**WHAT TO DO**.
1: In the text on NSA surveillance, what is the stated takeaway from the Snowden scandal?
2: Please carry on the text on NSA surveillance and the Fourth Amendment, starting after its last sentence.

**TEXT SHOWN**.
Ultimately, hundreds of thousands of government officials and private citizens would have access to the private information on every American citizen, and have the potential to blackmail and intimidate both innocent and guilty. All it would take is one – just one – of those several hundreds of thousands of government employees and contractors to have a grudge against you, or against an organization or political party you support.

Edward Snowden’s revelations were a warning in a way that perhaps he did not intend. The takeaway from the Snowden scandal is that the NSA is already incapable of keeping its data secret from wayward employees. Snowden exposed this terrible power to the public, though he did so as a public service. But suppose the next employee who leaks is not so publicly-minded. Suppose he sends the personal files of leading Republican politicians to dirty Democratic Party operatives (or he’s a Republican ideologue who sends files on Democratic politicians to leading Tea Party organizations).

The potential for abuse of this private information is not limited to grand political conspiracies, though the IRS scandal targeting Tea Party organizations is more than ample evidence that government officials have and are doing this (as was Richard Nixon’s "enemies list" and Watergate scandal). Access to this data is available to people in many communities across the nation. What if a neighbor has access to the data and bears a grudge against you, punishing you with a controlled leak of embarrassing information about you or a family member throughout the neighborhood or to your employer?

Some people would say – despite the IRS scandal – that the cost and risk is worth it for increased safety from the threat of terrorism. But is the United States really safer by searching the phone records of grandmothers and corn farmers? The Fourth Amendment – which bans warrantless searches of the type in which the NSA is engaging – should be seen as a guideline for effective police and intelligence work.

The Fourth Amendment bans "unreasonable searches and seizures," and then defines what is meant by unreasonable:

"The right of the people to be secure in their persons, houses, papers, and effects, against unreasonable searches and seizures, shall not be violated, and no warrants shall issue, but upon probable cause, supported by oath or affirmation, and particularly describing the place to be searched, and the persons or things to be seized."

In essence, the Fourth Amendment requires that searches have 1. a warrant from a judge, 2. evidence of probable cause, 3. the warrant signed by an official under the penalties of perjury, and 4. the warrant describes what officials are looking for and where they expect to find it.

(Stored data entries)
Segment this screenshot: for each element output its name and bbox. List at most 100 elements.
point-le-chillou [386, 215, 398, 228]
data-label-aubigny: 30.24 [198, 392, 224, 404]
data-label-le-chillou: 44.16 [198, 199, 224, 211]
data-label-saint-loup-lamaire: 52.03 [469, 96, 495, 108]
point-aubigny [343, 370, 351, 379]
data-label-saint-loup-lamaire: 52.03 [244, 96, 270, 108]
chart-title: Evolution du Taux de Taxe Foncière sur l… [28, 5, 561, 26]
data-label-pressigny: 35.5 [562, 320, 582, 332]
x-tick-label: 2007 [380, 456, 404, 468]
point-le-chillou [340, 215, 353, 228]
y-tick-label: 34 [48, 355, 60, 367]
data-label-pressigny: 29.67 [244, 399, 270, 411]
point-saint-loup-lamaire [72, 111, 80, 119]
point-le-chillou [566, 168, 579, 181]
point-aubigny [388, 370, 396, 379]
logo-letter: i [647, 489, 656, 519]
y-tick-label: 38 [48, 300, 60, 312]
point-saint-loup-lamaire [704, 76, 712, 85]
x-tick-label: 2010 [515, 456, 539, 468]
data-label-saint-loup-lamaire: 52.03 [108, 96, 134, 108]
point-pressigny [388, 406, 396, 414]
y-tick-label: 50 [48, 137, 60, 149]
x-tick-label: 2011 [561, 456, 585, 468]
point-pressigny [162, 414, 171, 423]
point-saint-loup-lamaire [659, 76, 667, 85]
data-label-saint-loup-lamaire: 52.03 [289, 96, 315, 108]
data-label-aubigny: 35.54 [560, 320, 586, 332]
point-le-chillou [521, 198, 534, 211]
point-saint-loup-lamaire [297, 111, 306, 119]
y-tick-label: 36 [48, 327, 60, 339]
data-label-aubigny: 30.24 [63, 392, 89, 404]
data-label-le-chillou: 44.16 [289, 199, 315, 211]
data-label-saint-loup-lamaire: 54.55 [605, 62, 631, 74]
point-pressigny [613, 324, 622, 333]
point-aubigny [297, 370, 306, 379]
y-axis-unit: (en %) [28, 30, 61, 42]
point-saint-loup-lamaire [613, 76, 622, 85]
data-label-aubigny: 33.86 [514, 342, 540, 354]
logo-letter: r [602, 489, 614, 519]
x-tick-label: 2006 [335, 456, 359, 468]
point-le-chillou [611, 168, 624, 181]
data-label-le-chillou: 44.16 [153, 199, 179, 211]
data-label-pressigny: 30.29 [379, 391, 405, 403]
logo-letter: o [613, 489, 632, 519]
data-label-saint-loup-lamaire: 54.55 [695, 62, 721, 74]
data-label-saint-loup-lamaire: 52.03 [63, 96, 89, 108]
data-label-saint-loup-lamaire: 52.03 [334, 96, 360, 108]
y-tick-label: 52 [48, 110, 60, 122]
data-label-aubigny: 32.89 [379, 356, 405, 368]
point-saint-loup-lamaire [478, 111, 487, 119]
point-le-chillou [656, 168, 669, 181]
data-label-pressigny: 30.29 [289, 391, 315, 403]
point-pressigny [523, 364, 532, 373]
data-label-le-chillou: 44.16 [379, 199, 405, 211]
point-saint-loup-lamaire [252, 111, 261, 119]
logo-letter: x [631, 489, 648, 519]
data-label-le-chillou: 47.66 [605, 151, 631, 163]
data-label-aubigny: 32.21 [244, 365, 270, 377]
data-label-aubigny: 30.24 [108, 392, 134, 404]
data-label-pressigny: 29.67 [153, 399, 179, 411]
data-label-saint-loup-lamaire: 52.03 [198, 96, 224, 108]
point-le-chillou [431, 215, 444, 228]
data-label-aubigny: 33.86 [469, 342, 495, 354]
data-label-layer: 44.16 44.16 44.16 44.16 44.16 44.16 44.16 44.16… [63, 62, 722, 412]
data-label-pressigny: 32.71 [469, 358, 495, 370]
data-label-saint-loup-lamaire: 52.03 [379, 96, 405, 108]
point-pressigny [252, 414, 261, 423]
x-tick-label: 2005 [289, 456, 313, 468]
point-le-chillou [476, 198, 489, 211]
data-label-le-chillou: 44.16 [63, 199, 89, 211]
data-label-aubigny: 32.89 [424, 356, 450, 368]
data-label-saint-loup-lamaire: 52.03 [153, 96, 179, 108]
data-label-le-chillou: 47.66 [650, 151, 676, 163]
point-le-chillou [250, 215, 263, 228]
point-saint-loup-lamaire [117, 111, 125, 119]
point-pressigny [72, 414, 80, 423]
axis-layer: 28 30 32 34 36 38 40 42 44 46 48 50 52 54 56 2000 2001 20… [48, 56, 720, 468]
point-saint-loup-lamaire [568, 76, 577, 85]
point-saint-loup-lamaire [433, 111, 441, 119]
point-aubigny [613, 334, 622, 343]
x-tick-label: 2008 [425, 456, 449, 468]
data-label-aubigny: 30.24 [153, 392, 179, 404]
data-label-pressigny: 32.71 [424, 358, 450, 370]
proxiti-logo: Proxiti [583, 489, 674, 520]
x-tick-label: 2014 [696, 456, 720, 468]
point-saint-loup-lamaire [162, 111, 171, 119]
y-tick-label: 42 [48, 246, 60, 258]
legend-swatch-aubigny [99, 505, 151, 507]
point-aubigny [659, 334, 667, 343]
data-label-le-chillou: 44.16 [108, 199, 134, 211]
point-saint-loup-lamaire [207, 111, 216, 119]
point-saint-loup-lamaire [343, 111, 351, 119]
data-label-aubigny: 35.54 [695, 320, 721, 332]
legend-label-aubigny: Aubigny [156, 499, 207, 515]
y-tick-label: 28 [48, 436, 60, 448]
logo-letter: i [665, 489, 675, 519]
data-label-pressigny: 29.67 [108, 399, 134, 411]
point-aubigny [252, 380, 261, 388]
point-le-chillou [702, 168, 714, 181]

**RESPONSES BY ITEM NUMBER**.
1: The NSA is already incapable of keeping its data secret from wayward employees.

2:
Searches without probable cause are – by definition – searches of people who are probably innocent. And that’s a tremendous waste of law enforcement/intelligence manpower and resources.

Perhaps the best example of this is the case of the Boston Marathon Bombing. Alleged Boston Marathon Bombers Tamerlin and Dzhokar Tsarnaev had been under the watchful gaze of the FBI in the years before the bombing, but the FBI did not devote sufficient resources to surveillance of these brothers, despite Tamerlin’s increasingly radical rhetoric on-line. FBI surveillance of these likely suspects, despite diplomatic communication from Russia that they could be Islamic terrorists, was met by the wall of limited resources … tens of billions of dollars in resources that had been diverted to watching hundreds of millions of Americans who are not terrorists. The FBI simply didn’t have the manpower to watch likely suspects because the NSA was spending that money checking up on unlikely suspects, like cataloging and storing your mom’s emails and GPS data about her trip to the grocery store.

The question for Americans is not whether the the government can check up on all possibilities; that kind of analysis could never happen in a world of limited resources. The question is where anti-terrorism resources are best directed. The Fourth Amendment at least guarantees that tax dollars for preventing terrorism will be spent effectively, i.e., toward people where there is "probable cause" of criminality, while at the same time preventing the horrific kind of surveillance state that once plagued East Germany.